<<<<

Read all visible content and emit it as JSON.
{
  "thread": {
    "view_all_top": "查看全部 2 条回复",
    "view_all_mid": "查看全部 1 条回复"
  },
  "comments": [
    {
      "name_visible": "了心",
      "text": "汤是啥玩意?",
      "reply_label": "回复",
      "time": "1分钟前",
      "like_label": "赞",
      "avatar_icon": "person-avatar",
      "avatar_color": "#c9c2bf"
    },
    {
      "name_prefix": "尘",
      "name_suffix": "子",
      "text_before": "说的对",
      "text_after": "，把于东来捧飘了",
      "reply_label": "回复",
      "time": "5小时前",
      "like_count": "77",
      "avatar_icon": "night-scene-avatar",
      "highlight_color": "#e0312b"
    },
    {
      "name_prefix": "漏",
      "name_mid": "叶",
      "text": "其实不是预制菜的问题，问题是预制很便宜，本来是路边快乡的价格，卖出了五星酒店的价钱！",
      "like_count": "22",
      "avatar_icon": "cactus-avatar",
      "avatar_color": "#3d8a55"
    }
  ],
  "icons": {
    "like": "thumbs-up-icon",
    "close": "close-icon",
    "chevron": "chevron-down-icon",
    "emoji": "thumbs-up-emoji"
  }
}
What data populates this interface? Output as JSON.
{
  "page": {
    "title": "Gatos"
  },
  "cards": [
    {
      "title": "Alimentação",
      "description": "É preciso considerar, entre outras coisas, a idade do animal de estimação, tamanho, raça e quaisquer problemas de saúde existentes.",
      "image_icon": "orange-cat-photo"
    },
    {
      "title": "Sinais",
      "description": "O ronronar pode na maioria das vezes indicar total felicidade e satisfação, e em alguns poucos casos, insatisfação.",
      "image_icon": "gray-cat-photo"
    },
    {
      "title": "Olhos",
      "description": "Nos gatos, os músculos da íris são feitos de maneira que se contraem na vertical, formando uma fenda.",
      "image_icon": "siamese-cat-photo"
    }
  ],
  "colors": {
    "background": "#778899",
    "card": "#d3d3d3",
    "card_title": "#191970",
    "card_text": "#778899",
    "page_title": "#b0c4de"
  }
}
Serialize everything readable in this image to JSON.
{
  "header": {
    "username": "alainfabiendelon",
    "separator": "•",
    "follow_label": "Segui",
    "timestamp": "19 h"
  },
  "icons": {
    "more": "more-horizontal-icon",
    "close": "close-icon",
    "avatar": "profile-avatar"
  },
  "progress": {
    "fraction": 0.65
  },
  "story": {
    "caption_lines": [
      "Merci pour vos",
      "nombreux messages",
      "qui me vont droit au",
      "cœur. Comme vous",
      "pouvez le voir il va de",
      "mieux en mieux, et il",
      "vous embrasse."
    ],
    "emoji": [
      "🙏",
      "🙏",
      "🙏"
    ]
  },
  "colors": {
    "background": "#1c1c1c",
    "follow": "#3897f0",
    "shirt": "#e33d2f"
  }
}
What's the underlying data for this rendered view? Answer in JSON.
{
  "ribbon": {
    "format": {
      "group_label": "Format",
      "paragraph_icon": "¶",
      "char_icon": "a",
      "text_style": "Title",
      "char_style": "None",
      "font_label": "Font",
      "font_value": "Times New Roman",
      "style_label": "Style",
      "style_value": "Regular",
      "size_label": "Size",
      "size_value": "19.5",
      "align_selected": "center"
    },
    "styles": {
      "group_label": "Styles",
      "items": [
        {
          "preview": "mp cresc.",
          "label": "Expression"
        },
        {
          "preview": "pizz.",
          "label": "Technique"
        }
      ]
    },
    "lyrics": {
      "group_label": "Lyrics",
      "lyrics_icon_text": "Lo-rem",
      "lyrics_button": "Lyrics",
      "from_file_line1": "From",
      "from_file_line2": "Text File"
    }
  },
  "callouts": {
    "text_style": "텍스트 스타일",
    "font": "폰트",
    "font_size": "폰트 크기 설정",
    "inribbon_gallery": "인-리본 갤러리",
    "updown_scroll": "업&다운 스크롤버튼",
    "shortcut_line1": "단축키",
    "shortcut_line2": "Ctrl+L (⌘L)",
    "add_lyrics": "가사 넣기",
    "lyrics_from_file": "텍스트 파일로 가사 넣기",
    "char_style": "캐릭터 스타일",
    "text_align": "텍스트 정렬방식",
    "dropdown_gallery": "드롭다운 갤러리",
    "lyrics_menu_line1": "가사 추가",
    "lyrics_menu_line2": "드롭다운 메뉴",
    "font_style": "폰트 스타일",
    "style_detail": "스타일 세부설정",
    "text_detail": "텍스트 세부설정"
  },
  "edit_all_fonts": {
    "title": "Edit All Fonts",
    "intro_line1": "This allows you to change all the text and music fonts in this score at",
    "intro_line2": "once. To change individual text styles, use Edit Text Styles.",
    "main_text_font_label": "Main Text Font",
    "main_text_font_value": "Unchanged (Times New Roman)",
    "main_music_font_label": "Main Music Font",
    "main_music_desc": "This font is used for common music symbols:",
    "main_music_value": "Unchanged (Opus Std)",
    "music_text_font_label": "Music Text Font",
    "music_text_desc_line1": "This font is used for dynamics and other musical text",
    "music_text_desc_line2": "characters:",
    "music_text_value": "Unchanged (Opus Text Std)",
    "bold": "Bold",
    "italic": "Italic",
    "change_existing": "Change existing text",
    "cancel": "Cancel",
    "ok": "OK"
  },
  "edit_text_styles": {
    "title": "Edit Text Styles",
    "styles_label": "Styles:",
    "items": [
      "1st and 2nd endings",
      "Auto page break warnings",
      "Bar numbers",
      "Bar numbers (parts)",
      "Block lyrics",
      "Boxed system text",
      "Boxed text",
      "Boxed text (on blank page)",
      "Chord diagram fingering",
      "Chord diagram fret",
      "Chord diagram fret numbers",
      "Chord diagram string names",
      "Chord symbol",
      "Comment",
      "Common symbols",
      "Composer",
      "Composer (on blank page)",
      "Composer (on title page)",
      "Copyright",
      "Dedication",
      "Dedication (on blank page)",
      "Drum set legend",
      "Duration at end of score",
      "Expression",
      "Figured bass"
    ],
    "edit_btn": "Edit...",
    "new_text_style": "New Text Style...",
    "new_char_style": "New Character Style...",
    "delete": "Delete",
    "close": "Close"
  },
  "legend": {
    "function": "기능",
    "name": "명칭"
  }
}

>>>>

• _Task to complete_
Exactly as they are written, print the entries again.

• _Task result_
Read all visible content and emit it as JSON.
{
  "thread": {
    "view_all_top": "查看全部 2 条回复",
    "view_all_mid": "查看全部 1 条回复"
  },
  "comments": [
    {
      "name_visible": "了心",
      "text": "汤是啥玩意?",
      "reply_label": "回复",
      "time": "1分钟前",
      "like_label": "赞",
      "avatar_icon": "person-avatar",
      "avatar_color": "#c9c2bf"
    },
    {
      "name_prefix": "尘",
      "name_suffix": "子",
      "text_before": "说的对",
      "text_after": "，把于东来捧飘了",
      "reply_label": "回复",
      "time": "5小时前",
      "like_count": "77",
      "avatar_icon": "night-scene-avatar",
      "highlight_color": "#e0312b"
    },
    {
      "name_prefix": "漏",
      "name_mid": "叶",
      "text": "其实不是预制菜的问题，问题是预制很便宜，本来是路边快乡的价格，卖出了五星酒店的价钱！",
      "like_count": "22",
      "avatar_icon": "cactus-avatar",
      "avatar_color": "#3d8a55"
    }
  ],
  "icons": {
    "like": "thumbs-up-icon",
    "close": "close-icon",
    "chevron": "chevron-down-icon",
    "emoji": "thumbs-up-emoji"
  }
}
What data populates this interface? Output as JSON.
{
  "page": {
    "title": "Gatos"
  },
  "cards": [
    {
      "title": "Alimentação",
      "description": "É preciso considerar, entre outras coisas, a idade do animal de estimação, tamanho, raça e quaisquer problemas de saúde existentes.",
      "image_icon": "orange-cat-photo"
    },
    {
      "title": "Sinais",
      "description": "O ronronar pode na maioria das vezes indicar total felicidade e satisfação, e em alguns poucos casos, insatisfação.",
      "image_icon": "gray-cat-photo"
    },
    {
      "title": "Olhos",
      "description": "Nos gatos, os músculos da íris são feitos de maneira que se contraem na vertical, formando uma fenda.",
      "image_icon": "siamese-cat-photo"
    }
  ],
  "colors": {
    "background": "#778899",
    "card": "#d3d3d3",
    "card_title": "#191970",
    "card_text": "#778899",
    "page_title": "#b0c4de"
  }
}
Serialize everything readable in this image to JSON.
{
  "header": {
    "username": "alainfabiendelon",
    "separator": "•",
    "follow_label": "Segui",
    "timestamp": "19 h"
  },
  "icons": {
    "more": "more-horizontal-icon",
    "close": "close-icon",
    "avatar": "profile-avatar"
  },
  "progress": {
    "fraction": 0.65
  },
  "story": {
    "caption_lines": [
      "Merci pour vos",
      "nombreux messages",
      "qui me vont droit au",
      "cœur. Comme vous",
      "pouvez le voir il va de",
      "mieux en mieux, et il",
      "vous embrasse."
    ],
    "emoji": [
      "🙏",
      "🙏",
      "🙏"
    ]
  },
  "colors": {
    "background": "#1c1c1c",
    "follow": "#3897f0",
    "shirt": "#e33d2f"
  }
}
What's the underlying data for this rendered view? Answer in JSON.
{
  "ribbon": {
    "format": {
      "group_label": "Format",
      "paragraph_icon": "¶",
      "char_icon": "a",
      "text_style": "Title",
      "char_style": "None",
      "font_label": "Font",
      "font_value": "Times New Roman",
      "style_label": "Style",
      "style_value": "Regular",
      "size_label": "Size",
      "size_value": "19.5",
      "align_selected": "center"
    },
    "styles": {
      "group_label": "Styles",
      "items": [
        {
          "preview": "mp cresc.",
          "label": "Expression"
        },
        {
          "preview": "pizz.",
          "label": "Technique"
        }
      ]
    },
    "lyrics": {
      "group_label": "Lyrics",
      "lyrics_icon_text": "Lo-rem",
      "lyrics_button": "Lyrics",
      "from_file_line1": "From",
      "from_file_line2": "Text File"
    }
  },
  "callouts": {
    "text_style": "텍스트 스타일",
    "font": "폰트",
    "font_size": "폰트 크기 설정",
    "inribbon_gallery": "인-리본 갤러리",
    "updown_scroll": "업&다운 스크롤버튼",
    "shortcut_line1": "단축키",
    "shortcut_line2": "Ctrl+L (⌘L)",
    "add_lyrics": "가사 넣기",
    "lyrics_from_file": "텍스트 파일로 가사 넣기",
    "char_style": "캐릭터 스타일",
    "text_align": "텍스트 정렬방식",
    "dropdown_gallery": "드롭다운 갤러리",
    "lyrics_menu_line1": "가사 추가",
    "lyrics_menu_line2": "드롭다운 메뉴",
    "font_style": "폰트 스타일",
    "style_detail": "스타일 세부설정",
    "text_detail": "텍스트 세부설정"
  },
  "edit_all_fonts": {
    "title": "Edit All Fonts",
    "intro_line1": "This allows you to change all the text and music fonts in this score at",
    "intro_line2": "once. To change individual text styles, use Edit Text Styles.",
    "main_text_font_label": "Main Text Font",
    "main_text_font_value": "Unchanged (Times New Roman)",
    "main_music_font_label": "Main Music Font",
    "main_music_desc": "This font is used for common music symbols:",
    "main_music_value": "Unchanged (Opus Std)",
    "music_text_font_label": "Music Text Font",
    "music_text_desc_line1": "This font is used for dynamics and other musical text",
    "music_text_desc_line2": "characters:",
    "music_text_value": "Unchanged (Opus Text Std)",
    "bold": "Bold",
    "italic": "Italic",
    "change_existing": "Change existing text",
    "cancel": "Cancel",
    "ok": "OK"
  },
  "edit_text_styles": {
    "title": "Edit Text Styles",
    "styles_label": "Styles:",
    "items": [
      "1st and 2nd endings",
      "Auto page break warnings",
      "Bar numbers",
      "Bar numbers (parts)",
      "Block lyrics",
      "Boxed system text",
      "Boxed text",
      "Boxed text (on blank page)",
      "Chord diagram fingering",
      "Chord diagram fret",
      "Chord diagram fret numbers",
      "Chord diagram string names",
      "Chord symbol",
      "Comment",
      "Common symbols",
      "Composer",
      "Composer (on blank page)",
      "Composer (on title page)",
      "Copyright",
      "Dedication",
      "Dedication (on blank page)",
      "Drum set legend",
      "Duration at end of score",
      "Expression",
      "Figured bass"
    ],
    "edit_btn": "Edit...",
    "new_text_style": "New Text Style...",
    "new_char_style": "New Character Style...",
    "delete": "Delete",
    "close": "Close"
  },
  "legend": {
    "function": "기능",
    "name": "명칭"
  }
}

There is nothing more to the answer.